◆ Task to complete ◆
Looking at the material below, count the lines that contain "Organic" and answer with the count only.
* * *
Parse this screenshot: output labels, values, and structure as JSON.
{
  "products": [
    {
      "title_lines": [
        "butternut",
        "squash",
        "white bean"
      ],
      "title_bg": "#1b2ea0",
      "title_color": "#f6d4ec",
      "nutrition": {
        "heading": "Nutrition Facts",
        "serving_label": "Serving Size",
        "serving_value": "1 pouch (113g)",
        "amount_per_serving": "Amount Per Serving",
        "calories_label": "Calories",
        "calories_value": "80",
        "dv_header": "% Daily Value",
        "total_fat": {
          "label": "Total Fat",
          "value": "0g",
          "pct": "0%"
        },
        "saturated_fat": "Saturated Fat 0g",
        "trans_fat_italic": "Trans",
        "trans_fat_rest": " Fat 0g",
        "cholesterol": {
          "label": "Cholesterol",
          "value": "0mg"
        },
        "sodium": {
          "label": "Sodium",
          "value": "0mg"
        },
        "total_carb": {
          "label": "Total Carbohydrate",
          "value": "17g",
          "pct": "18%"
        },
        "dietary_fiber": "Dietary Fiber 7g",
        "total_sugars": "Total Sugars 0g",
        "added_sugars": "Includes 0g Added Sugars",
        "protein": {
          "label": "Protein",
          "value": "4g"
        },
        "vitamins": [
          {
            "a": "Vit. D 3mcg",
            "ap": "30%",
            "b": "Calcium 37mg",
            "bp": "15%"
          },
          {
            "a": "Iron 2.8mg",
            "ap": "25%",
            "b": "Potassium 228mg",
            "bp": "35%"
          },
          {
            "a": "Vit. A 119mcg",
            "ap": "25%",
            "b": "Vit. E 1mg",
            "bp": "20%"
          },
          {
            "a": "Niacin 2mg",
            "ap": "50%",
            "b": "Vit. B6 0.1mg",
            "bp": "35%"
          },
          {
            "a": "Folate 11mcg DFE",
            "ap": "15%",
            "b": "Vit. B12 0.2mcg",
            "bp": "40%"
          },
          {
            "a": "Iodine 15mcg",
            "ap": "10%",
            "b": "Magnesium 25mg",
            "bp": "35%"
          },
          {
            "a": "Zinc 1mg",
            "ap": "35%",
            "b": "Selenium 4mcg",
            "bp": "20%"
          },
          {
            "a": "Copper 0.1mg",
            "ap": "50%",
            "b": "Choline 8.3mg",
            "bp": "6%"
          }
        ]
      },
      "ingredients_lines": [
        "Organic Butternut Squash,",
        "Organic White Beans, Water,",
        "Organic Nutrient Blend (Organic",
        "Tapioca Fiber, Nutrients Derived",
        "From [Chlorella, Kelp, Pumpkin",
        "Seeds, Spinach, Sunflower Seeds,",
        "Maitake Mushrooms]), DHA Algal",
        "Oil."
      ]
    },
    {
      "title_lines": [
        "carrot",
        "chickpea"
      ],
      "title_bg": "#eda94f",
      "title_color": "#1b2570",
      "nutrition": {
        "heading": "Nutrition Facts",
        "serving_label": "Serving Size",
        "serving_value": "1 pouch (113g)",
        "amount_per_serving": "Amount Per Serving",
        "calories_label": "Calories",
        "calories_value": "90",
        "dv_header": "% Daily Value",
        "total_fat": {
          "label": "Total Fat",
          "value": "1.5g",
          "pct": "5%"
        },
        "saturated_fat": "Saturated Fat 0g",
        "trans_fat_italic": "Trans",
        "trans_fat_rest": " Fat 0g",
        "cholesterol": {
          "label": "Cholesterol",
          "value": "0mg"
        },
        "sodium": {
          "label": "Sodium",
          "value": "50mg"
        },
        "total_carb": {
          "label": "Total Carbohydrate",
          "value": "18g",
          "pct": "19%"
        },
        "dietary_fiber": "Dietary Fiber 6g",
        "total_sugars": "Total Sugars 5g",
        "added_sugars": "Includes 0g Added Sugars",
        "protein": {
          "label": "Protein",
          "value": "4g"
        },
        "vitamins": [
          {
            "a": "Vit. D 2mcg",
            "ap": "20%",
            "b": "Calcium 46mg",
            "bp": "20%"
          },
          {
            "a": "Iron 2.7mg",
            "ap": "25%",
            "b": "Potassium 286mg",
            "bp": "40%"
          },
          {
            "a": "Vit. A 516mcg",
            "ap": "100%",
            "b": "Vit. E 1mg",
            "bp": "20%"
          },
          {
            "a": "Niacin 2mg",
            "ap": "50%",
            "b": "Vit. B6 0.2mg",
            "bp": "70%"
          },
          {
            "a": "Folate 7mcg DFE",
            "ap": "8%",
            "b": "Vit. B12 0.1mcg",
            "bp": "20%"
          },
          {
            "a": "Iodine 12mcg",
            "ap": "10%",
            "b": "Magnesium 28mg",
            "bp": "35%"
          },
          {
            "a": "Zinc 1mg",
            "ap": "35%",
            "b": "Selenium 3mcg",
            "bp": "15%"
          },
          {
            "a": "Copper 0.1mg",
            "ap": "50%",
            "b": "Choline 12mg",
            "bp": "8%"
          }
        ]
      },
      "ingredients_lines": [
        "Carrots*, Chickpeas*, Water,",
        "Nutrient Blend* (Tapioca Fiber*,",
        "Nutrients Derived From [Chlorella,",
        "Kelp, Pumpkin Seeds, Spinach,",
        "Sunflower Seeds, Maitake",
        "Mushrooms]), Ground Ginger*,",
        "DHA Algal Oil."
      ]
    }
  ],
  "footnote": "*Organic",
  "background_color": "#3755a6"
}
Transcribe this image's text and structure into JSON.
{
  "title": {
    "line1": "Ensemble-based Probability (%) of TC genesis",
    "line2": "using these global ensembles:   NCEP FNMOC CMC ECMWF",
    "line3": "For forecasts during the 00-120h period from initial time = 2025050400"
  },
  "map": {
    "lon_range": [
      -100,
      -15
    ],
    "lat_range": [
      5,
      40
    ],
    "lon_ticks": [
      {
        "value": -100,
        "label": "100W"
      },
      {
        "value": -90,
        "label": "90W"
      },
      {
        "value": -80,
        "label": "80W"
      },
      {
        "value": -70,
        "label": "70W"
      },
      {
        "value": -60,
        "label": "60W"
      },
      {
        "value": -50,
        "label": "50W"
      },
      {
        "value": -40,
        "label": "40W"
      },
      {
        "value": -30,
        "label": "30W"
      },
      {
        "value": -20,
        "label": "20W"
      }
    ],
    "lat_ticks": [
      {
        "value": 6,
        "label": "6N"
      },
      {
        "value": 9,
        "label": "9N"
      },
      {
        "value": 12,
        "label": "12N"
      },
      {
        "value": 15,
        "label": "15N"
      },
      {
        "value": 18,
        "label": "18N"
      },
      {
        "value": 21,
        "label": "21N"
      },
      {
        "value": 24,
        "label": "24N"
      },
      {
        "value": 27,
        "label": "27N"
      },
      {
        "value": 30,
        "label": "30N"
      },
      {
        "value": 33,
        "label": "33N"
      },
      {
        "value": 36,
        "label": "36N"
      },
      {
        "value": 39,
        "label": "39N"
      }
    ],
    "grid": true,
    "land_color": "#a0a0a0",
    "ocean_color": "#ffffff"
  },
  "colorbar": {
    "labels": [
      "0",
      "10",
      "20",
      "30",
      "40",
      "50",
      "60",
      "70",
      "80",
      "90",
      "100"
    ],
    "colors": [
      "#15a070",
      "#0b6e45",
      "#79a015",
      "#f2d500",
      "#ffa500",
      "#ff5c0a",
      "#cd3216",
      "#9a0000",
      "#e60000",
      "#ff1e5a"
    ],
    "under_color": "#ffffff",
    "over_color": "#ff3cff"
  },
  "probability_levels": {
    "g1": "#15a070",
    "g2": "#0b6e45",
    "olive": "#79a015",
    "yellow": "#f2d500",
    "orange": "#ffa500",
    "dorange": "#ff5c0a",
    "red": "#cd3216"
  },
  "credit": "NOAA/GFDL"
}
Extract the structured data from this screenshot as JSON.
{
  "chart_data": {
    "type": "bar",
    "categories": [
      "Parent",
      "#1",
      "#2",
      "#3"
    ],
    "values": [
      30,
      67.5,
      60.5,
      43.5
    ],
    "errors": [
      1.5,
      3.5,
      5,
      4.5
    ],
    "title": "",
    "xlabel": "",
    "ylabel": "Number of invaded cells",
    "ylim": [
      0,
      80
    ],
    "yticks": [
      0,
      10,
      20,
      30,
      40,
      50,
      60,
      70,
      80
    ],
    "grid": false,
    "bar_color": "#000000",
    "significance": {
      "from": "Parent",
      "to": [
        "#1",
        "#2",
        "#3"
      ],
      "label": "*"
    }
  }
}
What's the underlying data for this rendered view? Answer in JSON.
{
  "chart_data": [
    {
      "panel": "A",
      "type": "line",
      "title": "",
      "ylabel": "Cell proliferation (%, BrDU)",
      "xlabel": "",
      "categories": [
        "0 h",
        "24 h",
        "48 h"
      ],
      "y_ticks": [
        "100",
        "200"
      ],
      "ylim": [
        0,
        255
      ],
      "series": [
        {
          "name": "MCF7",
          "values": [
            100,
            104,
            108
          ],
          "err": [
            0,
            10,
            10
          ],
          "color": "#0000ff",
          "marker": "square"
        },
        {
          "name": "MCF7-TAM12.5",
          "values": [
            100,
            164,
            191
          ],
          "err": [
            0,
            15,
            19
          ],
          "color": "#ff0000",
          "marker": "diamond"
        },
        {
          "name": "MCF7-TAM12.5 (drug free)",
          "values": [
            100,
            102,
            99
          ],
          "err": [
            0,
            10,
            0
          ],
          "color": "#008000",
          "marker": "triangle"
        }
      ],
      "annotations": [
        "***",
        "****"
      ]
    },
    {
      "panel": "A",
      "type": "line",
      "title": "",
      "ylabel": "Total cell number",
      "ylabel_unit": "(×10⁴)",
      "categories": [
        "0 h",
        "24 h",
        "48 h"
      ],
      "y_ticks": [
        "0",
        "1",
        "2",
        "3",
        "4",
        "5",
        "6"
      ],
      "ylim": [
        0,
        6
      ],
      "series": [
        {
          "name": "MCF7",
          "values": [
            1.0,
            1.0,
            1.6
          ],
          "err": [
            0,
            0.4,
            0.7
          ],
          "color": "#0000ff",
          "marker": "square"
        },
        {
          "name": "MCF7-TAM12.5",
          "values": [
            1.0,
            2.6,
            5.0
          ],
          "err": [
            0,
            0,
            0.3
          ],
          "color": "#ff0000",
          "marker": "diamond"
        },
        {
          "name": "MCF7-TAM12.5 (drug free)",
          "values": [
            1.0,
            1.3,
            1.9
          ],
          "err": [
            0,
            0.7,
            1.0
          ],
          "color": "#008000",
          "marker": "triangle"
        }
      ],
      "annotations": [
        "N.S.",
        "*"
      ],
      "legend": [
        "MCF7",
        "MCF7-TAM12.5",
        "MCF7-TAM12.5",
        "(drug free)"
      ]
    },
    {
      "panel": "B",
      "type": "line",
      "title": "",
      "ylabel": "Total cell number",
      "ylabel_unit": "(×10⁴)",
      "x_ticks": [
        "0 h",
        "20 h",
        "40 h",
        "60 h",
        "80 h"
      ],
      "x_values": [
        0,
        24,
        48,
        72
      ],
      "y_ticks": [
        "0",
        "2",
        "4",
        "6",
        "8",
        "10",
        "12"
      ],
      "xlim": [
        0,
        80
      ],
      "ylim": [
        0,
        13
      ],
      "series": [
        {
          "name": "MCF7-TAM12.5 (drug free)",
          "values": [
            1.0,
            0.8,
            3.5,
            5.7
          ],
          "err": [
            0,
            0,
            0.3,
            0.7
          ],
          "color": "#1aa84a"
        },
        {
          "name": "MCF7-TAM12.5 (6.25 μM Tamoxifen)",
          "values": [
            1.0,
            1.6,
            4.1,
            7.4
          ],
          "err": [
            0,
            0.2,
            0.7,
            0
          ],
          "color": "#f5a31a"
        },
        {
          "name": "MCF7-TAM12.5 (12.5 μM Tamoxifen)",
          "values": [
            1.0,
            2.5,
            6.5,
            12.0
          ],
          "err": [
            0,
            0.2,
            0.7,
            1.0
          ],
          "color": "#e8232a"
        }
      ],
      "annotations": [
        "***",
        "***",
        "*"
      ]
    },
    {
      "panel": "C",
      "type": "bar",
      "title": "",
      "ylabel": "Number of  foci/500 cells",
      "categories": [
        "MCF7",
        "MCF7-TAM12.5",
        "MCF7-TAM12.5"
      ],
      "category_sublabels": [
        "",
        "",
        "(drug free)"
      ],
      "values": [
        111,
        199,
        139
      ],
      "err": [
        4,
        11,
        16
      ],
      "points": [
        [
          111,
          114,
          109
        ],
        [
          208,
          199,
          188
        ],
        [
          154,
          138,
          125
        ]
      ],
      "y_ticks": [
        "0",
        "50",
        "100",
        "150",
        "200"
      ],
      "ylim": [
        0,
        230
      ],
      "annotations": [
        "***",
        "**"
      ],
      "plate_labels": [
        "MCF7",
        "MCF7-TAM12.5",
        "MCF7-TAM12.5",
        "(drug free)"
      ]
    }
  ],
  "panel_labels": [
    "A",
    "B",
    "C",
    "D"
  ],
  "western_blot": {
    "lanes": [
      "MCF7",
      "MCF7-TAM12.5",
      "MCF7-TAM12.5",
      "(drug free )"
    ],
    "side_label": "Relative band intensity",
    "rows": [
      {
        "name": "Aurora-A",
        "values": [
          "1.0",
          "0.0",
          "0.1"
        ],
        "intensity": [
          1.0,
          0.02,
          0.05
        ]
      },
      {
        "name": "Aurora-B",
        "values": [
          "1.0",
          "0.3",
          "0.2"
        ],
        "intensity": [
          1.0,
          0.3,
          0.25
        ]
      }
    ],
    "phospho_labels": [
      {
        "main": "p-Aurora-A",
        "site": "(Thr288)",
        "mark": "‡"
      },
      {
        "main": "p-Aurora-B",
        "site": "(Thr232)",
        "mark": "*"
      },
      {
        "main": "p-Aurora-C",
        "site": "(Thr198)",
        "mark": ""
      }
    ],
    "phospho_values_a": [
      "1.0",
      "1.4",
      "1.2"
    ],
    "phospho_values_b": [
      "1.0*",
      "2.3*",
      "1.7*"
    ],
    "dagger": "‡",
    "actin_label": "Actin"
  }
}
* * *
◆ Response below ◆
4